Prompt 1 =
In the text on employee experience, what can the system do so that candidates do not have to upload every function of their resume to the ATS?
Prompt 2 =
Rewrite as a short bulleted list the item in the text on employee experience that begins "Look at the moments that matter in a job," keeping its main facts.
Prompt 3 =
Extend the text on employee experience, continuing from its final sentence.

Extract to read =
══════════════════════════════
Employee experience goals         

When companies provide a great employee experience,
employees spend their time on things that matter to them. They don’t waste time
doing tasks they don’t want to do or waste time on slow software systems.

Work is done better and faster in companies with great EX.
Here’s why:

  • The EX is carefully planned and optimized to provide a great experience just like how the customer experience is used for marketing purposes.
  • Technology is sophisticated enough to automate mundane tasks and reduce some of the complexity of more detailed processes. For example, candidates don’t have to upload every function of their resume to your ATS, the system can pull it from LinkedIn with one click.
  • Innovation is part of the company culture. Employees’ creative ideas flourish and they feel empowered to collaborate with others and implement them to push the company forward.

Where to start with EX

HR experts like Josh Bersin, writing on EX for digitalHRtech recommends these
starting points:

  • Think like an employee. Actually follow them around, survey them, sit with them in workshops. This is how you find out what bugs them at work and hear all the little stories about what makes things difficult for them to do the job the way they want to do it.
  • Look at the moments that matter in a job. How does your company handle onboarding? What about job changes? Relocations or transfers? If these steps are difficult, not only do they take more time than they should, they stick in an employee’s mind. If someone starts working for you and it takes two weeks to get their computer set up correctly, that impression sticks for a long time. It’s also the first story the next new-hire in the same department will hear. That’s not good.
  • Co-create. Every solution to improve EX should have employees involved. Their experiences have determined what processes are broken and what needs to happen to make work easier. Employees are the authority on what the EX is like in the company, and they know where all the rough spots are.
══════════════════════════════
[Records from a dataset]

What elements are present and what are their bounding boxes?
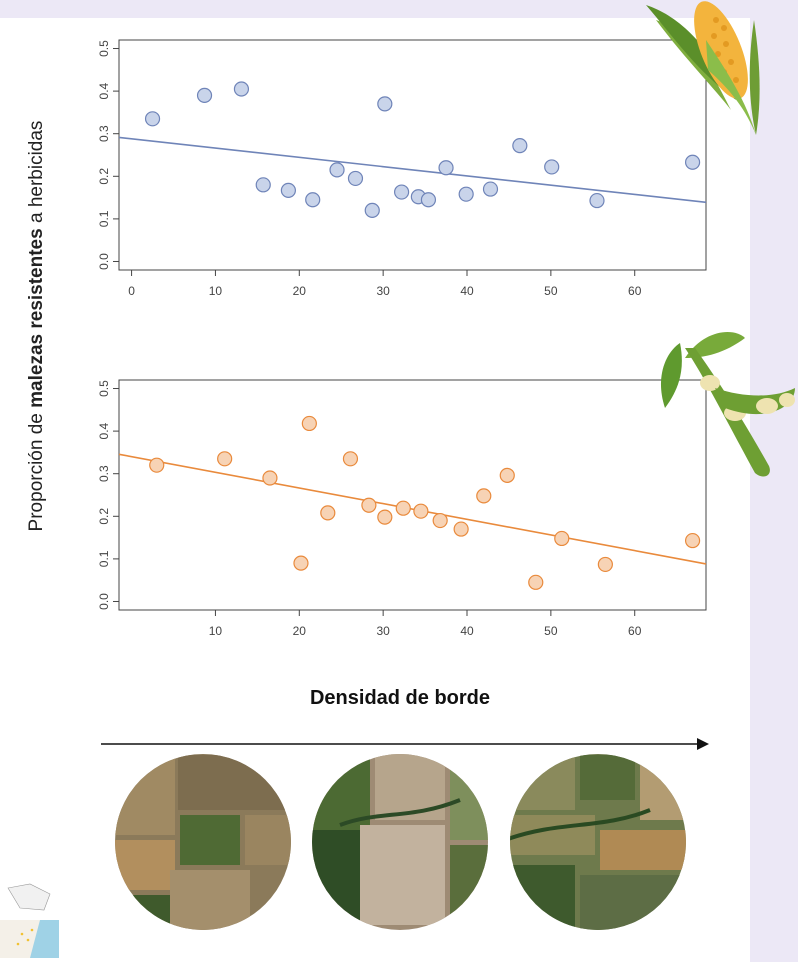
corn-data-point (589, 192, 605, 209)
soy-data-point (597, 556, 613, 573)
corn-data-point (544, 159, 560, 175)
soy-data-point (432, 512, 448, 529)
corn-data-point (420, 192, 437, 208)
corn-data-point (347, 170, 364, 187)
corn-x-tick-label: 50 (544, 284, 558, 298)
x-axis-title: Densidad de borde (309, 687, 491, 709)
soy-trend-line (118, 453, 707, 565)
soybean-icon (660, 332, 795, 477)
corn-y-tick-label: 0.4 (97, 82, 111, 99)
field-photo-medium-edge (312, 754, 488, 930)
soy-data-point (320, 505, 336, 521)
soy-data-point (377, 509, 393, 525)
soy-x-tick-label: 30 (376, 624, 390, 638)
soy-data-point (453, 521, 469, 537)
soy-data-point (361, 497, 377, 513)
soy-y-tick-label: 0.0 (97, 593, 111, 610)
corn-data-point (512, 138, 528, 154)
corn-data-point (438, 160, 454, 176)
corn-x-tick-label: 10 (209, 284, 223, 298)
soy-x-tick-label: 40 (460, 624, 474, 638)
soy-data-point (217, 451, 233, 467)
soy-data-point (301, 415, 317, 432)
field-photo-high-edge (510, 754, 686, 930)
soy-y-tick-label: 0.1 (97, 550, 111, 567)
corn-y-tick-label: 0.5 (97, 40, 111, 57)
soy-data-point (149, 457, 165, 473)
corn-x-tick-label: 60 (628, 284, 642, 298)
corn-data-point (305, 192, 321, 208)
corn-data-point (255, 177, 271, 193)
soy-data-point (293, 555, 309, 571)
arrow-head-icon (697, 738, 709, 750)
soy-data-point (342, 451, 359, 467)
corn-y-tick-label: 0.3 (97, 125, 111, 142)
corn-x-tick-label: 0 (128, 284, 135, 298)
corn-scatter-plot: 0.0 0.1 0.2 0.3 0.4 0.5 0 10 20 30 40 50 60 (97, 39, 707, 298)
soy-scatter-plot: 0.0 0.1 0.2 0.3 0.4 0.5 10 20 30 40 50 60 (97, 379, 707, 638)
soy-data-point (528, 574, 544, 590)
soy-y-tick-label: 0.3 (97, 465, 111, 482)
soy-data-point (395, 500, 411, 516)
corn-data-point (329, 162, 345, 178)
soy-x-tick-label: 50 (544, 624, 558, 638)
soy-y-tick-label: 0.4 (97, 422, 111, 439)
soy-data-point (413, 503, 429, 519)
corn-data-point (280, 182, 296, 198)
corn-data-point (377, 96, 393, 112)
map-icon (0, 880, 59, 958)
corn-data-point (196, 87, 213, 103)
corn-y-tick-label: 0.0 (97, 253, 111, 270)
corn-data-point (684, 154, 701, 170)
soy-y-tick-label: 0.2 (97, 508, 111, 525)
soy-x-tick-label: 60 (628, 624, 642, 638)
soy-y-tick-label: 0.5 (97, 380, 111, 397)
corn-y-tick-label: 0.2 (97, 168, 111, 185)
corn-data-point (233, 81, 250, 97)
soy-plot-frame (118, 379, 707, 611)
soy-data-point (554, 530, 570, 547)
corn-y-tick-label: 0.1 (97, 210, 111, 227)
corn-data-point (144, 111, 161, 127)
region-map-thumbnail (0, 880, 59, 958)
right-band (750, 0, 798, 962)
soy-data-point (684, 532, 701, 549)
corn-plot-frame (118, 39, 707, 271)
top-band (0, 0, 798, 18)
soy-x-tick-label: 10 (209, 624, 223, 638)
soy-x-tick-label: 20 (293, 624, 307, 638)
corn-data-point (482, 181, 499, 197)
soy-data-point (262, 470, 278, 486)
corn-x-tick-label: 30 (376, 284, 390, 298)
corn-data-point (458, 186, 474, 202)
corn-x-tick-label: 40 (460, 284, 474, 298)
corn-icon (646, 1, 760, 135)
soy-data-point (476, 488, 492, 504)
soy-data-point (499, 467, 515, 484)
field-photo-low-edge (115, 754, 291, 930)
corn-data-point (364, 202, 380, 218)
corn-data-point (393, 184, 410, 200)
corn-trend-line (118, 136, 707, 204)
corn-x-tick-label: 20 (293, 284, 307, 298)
══════════════════════════════
Task result 1 =
It can pull the resume from LinkedIn with one click.

Task result 2 =
- Examine the key moments in a job, such as onboarding, job changes, and relocations or transfers.
- Difficult steps take more time than they should and stay in an employee's mind.
- A new hire who waits two weeks for a correctly set-up computer keeps that impression for a long time.
- It also becomes the first story the next new hire in the same department hears.

Task result 3 =
  • Simplify. Every business has processes that are too complicated, and they don’t have to be. How seamless is your T&E reimbursement process? Does it take days for employees to wade through paperwork? Is it electronic or on paper forms? Does it take a week for managers to approve expenses? If so, it’s clearly not simple enough – or everyone isn’t on board with treating employees with the same efficiency as the company treats its customers.
  • Segment. Every employee experience can’t be fixed at once, so choose starting points and map the journey. For example, work to improve HR practices and IT needs first. When those are simplified and more employee friendly, move on to the next things that are clogging up the EX. Maybe that’s rewards and recognition, or training processes.

How EX improves the business

Improving employee experience starts when the company begins
to focus on it because they are involved in the improvement. They see how
serious the company is about making a better place to work and thrive.

From the business end, when obstacles are removed and processes
simplified, the company reaps rewards. In a 2017 survey of companies ranked for
EX, the top 25% produced 51% more revenue from new products and services in the
past two years. The bottom 25% produced 24% more revenue.

Jacob Morgan wrote in Harvard Business Review of his research
on how companies invest in employee engagement and how other companies focus on
EX. He found companies that invest effectively in improving EX have employees
that do better work, do a better job of serving customers, grow faster, pay
better, increase (at least double) revenue and are on average four times more profitable.